* _Record excerpts_

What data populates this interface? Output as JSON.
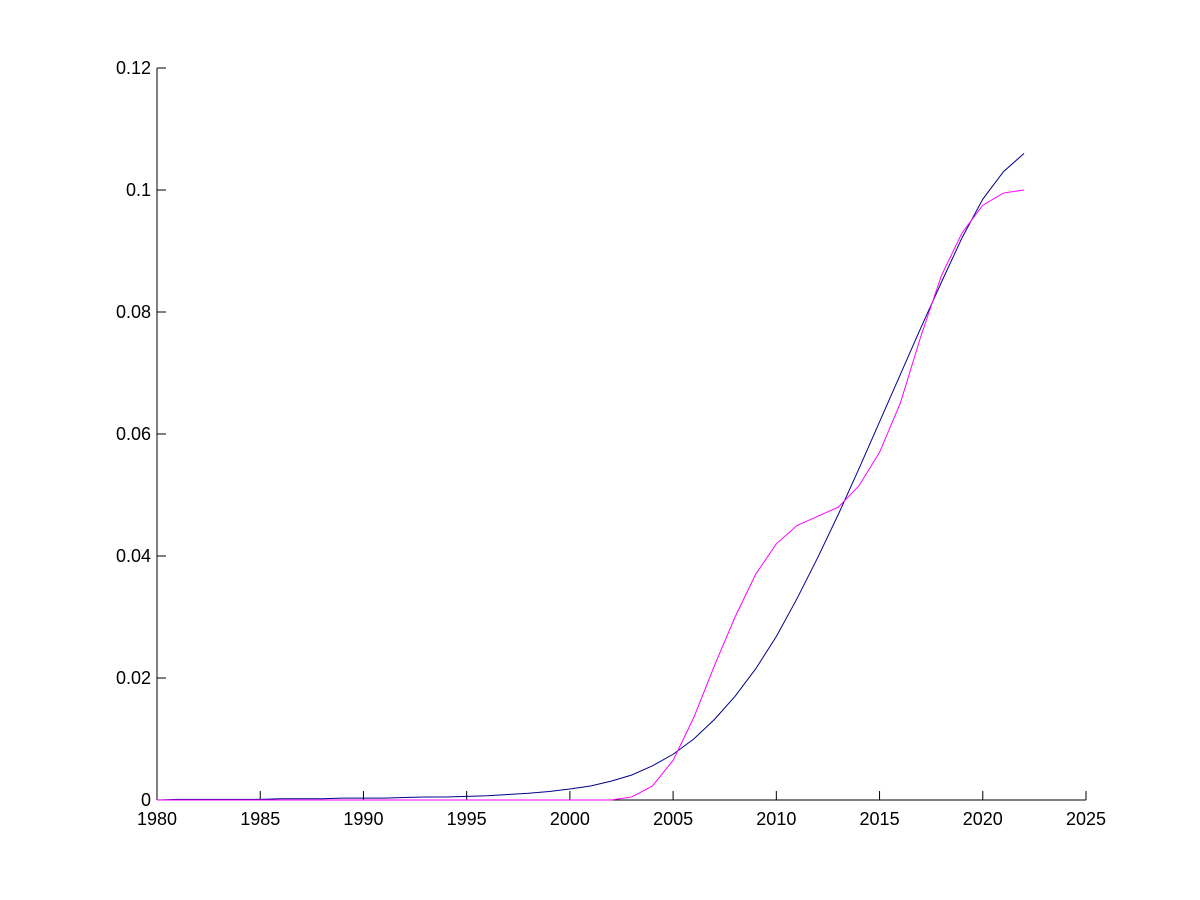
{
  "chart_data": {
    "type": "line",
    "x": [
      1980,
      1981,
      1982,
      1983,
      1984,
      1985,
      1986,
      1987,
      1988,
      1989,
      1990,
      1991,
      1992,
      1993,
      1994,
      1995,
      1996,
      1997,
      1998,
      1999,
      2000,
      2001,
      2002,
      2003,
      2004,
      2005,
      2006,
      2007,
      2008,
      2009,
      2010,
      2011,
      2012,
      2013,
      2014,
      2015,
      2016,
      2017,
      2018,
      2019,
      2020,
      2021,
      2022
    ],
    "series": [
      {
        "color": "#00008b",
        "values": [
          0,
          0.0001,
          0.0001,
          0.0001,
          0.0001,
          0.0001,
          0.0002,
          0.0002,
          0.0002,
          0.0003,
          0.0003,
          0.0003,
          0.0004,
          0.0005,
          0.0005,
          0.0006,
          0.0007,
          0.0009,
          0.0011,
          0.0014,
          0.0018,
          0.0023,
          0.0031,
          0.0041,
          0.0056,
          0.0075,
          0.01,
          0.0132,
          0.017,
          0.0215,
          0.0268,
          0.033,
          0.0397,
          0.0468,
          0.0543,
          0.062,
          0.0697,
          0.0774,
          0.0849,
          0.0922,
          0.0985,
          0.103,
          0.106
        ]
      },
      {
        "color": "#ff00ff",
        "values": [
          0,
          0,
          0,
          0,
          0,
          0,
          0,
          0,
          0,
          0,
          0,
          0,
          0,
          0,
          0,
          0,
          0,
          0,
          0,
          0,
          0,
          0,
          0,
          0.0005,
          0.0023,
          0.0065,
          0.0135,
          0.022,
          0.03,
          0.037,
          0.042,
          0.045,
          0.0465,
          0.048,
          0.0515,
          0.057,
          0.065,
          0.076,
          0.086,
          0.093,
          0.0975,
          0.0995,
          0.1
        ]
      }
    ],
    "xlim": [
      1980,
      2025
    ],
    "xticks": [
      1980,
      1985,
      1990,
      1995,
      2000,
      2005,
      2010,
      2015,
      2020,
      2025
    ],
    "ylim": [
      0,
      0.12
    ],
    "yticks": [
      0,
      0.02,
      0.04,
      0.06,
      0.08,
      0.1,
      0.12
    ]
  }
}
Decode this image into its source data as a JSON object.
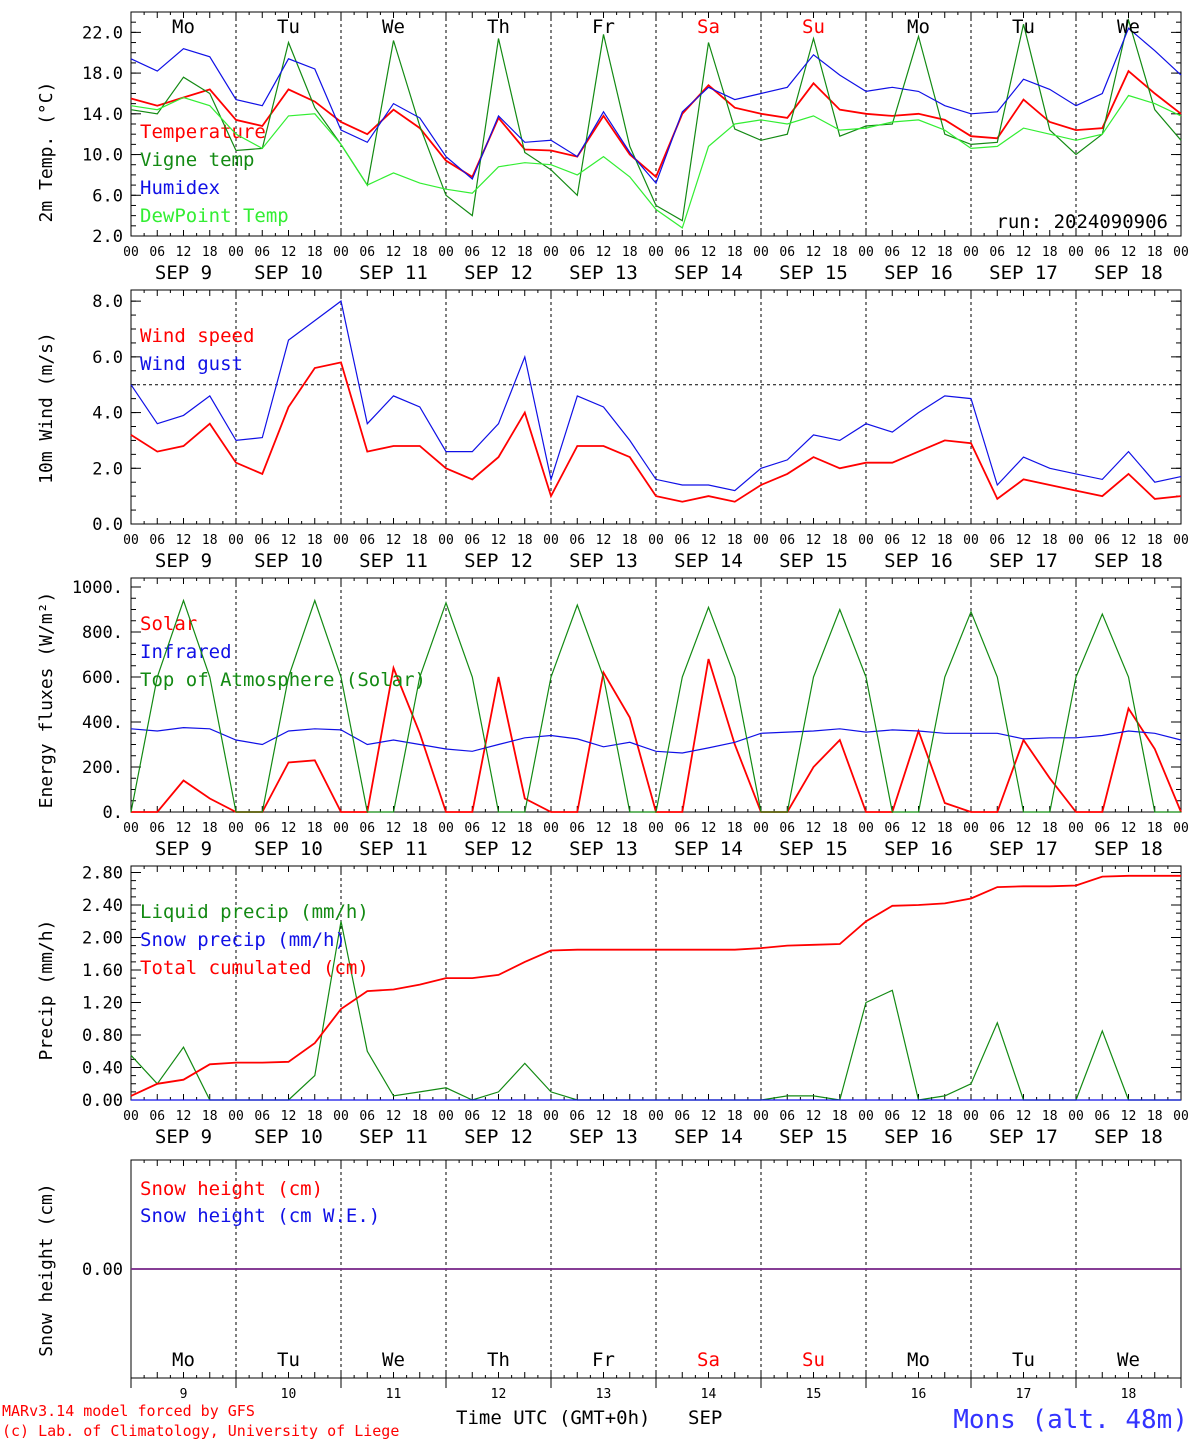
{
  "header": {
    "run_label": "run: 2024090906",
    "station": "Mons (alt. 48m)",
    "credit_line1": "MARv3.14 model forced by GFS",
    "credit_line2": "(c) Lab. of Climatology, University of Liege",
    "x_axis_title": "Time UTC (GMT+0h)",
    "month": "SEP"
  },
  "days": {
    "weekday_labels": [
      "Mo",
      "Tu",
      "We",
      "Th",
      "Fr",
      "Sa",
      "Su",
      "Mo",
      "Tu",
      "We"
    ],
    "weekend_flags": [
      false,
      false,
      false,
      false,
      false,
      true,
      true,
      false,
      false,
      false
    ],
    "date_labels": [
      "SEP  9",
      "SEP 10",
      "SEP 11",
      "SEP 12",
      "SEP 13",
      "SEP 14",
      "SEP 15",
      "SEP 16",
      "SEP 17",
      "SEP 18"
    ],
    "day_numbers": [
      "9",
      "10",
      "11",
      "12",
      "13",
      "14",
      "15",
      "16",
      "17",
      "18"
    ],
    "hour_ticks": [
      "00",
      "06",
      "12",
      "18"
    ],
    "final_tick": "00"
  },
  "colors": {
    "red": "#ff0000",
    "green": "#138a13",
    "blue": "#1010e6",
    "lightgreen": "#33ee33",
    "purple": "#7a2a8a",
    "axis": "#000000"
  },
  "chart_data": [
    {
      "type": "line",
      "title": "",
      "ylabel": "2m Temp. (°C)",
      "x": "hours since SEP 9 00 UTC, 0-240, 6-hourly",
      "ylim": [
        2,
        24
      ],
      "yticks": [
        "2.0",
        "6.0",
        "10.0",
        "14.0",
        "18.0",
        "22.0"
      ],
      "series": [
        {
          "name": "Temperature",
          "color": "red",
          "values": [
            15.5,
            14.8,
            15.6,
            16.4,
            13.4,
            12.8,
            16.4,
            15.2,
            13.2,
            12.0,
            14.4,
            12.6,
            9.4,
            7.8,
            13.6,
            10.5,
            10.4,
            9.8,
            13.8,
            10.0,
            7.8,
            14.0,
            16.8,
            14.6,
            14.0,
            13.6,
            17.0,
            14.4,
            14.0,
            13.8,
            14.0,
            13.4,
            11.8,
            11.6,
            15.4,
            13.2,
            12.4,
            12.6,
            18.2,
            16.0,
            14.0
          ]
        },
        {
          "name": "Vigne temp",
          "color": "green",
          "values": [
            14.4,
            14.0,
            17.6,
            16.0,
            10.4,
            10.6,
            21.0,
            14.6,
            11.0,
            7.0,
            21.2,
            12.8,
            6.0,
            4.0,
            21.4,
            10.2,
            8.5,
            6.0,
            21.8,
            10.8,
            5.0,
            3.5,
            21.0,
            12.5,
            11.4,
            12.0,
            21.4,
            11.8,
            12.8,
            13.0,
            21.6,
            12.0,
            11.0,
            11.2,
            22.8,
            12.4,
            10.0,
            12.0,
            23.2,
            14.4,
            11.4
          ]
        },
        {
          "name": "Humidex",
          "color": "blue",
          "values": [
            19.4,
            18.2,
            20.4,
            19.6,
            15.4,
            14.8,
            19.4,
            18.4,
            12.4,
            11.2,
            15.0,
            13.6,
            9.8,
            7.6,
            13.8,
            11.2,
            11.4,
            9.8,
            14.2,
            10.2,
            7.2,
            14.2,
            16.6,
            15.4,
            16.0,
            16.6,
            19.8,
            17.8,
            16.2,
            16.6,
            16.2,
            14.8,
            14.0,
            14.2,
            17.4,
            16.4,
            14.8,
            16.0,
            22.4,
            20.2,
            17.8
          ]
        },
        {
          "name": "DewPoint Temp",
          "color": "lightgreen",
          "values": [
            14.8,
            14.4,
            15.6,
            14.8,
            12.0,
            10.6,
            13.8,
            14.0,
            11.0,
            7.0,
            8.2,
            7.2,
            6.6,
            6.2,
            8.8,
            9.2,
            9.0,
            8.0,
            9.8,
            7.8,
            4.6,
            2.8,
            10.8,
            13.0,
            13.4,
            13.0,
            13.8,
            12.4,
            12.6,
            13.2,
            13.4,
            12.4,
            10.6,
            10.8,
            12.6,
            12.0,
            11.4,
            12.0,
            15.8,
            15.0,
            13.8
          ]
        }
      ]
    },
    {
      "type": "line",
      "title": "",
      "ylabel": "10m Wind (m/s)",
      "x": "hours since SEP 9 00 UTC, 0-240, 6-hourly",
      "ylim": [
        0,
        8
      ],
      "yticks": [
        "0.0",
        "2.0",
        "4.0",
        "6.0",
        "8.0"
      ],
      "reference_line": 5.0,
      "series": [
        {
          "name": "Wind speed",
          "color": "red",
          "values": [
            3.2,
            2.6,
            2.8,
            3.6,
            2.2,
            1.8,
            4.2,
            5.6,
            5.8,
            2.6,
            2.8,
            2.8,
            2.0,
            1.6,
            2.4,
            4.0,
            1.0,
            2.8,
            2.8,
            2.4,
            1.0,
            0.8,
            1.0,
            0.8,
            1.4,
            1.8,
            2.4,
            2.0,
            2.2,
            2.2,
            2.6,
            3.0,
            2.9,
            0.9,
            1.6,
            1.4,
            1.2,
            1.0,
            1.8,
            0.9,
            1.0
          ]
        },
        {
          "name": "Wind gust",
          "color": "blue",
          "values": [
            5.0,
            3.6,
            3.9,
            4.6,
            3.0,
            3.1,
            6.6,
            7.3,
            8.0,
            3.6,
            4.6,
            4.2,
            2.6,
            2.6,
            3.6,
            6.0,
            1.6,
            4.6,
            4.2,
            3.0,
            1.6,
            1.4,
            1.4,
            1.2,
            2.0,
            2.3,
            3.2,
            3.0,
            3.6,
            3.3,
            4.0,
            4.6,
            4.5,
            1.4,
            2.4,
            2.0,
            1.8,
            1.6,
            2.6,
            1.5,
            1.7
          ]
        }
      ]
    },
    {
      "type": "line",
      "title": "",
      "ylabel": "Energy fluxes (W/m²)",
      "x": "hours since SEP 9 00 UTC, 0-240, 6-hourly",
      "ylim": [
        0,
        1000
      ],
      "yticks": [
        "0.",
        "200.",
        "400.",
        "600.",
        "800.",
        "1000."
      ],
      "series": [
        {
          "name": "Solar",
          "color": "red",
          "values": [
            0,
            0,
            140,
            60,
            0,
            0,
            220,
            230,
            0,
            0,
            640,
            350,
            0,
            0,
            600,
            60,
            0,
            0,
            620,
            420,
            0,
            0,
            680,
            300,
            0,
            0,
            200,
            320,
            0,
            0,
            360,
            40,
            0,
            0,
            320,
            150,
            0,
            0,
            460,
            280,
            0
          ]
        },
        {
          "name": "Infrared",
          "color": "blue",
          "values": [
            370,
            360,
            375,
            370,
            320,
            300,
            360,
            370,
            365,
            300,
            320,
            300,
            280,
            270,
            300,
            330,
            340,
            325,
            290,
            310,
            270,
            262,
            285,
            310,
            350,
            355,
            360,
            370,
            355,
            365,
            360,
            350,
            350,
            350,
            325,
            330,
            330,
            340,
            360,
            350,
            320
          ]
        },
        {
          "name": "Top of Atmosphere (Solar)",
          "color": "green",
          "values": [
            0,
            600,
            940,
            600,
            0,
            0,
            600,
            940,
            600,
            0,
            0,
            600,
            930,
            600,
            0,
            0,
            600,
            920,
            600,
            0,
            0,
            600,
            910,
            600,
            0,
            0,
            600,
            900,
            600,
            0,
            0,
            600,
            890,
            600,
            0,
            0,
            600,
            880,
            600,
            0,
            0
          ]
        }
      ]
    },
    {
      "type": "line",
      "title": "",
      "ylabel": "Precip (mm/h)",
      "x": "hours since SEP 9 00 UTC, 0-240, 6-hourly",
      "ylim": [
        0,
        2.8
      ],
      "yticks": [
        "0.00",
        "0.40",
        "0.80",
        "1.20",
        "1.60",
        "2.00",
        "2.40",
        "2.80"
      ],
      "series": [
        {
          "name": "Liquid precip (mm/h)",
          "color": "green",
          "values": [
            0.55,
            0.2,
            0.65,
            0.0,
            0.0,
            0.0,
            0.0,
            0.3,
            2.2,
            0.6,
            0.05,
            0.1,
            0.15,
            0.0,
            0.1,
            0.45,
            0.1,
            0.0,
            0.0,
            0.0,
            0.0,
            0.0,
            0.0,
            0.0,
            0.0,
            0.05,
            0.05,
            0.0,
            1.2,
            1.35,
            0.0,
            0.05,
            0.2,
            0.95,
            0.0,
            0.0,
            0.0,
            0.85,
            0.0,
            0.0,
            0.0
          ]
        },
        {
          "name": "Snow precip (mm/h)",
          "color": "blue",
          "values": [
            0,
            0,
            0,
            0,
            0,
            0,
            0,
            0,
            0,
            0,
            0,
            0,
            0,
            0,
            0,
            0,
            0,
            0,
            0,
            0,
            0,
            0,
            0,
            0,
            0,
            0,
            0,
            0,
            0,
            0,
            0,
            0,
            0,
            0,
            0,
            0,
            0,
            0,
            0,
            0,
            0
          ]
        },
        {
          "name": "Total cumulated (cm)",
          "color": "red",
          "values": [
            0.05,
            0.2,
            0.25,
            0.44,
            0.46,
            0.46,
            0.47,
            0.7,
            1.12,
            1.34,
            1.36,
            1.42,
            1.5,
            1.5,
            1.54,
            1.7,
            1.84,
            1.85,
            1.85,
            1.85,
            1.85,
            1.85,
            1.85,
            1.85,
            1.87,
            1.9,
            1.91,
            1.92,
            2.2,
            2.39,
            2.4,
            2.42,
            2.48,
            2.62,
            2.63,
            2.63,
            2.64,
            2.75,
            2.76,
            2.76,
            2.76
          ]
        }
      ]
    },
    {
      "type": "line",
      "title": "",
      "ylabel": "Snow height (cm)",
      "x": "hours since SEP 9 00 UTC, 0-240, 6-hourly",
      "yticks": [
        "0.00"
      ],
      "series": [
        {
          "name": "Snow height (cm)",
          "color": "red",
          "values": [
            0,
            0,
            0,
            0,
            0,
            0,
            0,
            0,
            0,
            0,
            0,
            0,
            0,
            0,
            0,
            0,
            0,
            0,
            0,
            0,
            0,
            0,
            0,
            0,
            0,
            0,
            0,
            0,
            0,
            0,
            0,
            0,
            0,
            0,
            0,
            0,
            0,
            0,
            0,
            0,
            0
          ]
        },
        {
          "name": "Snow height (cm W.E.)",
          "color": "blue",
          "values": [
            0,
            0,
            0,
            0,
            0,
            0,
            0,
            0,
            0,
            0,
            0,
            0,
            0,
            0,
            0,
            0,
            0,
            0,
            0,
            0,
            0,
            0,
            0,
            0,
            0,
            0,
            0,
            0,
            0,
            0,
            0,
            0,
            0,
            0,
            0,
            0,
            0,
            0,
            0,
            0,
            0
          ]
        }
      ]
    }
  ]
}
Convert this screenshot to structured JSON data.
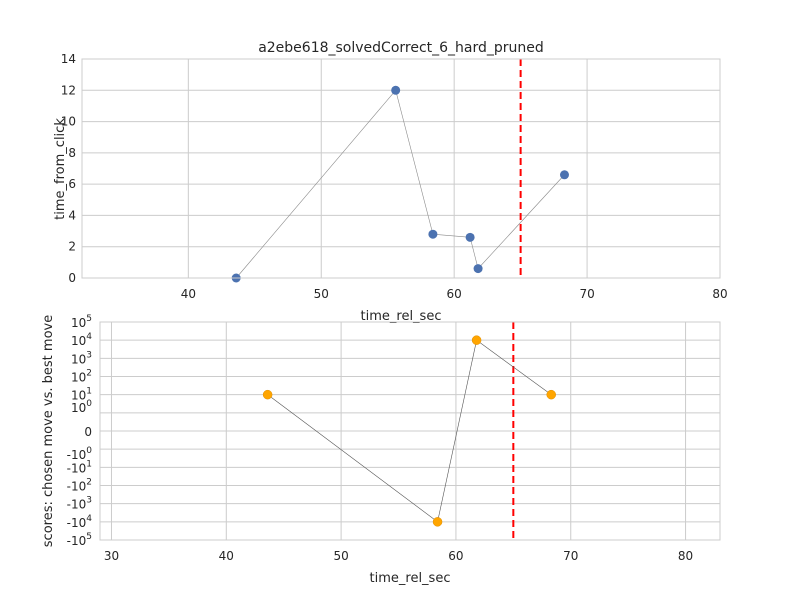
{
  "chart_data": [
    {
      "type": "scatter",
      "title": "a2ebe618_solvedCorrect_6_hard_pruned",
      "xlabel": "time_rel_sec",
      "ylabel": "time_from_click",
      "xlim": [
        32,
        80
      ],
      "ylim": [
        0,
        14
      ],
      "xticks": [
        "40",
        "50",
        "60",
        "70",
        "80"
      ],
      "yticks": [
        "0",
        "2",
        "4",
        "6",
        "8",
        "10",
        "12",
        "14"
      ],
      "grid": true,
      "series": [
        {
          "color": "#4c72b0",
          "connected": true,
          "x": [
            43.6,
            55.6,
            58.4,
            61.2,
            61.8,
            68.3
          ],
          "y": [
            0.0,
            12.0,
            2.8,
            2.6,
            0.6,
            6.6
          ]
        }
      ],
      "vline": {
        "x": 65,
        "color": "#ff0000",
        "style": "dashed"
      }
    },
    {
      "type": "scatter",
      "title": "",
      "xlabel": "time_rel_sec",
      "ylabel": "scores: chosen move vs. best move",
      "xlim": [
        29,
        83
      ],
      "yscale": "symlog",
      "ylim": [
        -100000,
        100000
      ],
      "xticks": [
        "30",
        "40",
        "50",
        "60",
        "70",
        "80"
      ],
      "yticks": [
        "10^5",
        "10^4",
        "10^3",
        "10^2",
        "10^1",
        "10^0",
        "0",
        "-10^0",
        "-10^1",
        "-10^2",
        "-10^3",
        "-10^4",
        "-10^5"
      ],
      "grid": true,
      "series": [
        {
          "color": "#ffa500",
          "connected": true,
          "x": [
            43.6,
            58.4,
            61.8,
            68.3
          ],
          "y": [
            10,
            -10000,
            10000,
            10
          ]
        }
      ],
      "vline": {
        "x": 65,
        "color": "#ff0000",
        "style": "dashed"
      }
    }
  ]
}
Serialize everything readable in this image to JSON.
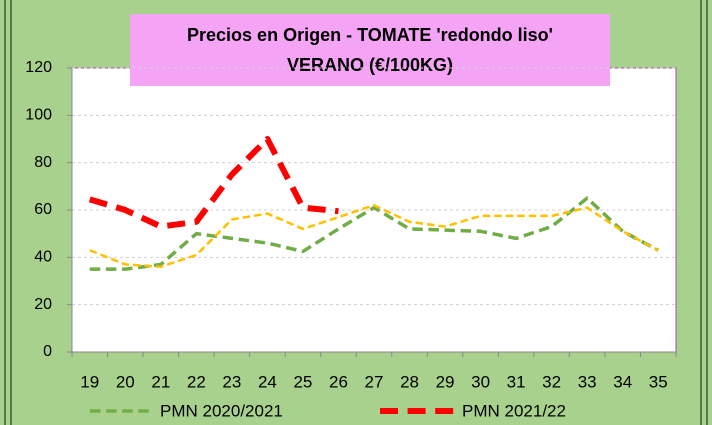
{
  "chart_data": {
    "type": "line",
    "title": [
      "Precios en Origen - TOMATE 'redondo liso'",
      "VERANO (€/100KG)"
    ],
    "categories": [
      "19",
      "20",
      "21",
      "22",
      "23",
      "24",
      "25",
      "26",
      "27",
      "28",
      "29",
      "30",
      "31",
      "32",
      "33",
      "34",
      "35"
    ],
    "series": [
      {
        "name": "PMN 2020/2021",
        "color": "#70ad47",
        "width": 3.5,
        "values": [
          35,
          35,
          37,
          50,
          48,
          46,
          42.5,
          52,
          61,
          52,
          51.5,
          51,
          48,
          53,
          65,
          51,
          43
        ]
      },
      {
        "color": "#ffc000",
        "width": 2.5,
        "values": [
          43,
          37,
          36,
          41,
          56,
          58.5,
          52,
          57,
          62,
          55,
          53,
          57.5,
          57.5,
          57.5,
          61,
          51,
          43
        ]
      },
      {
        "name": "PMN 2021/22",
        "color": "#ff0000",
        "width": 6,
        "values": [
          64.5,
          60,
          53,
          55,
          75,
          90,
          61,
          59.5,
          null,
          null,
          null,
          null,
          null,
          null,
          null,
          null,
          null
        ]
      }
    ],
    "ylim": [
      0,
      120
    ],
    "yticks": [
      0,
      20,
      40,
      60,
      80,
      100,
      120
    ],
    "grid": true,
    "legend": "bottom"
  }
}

* _Given request_
Find the word "this" and list each line it appears in.

* _Completed task_
What data populates this interface? Output as JSON.
Decode this image into its source data as a JSON object.
Convert this screenshot to structured JSON data.
Serialize everything readable in this image to JSON.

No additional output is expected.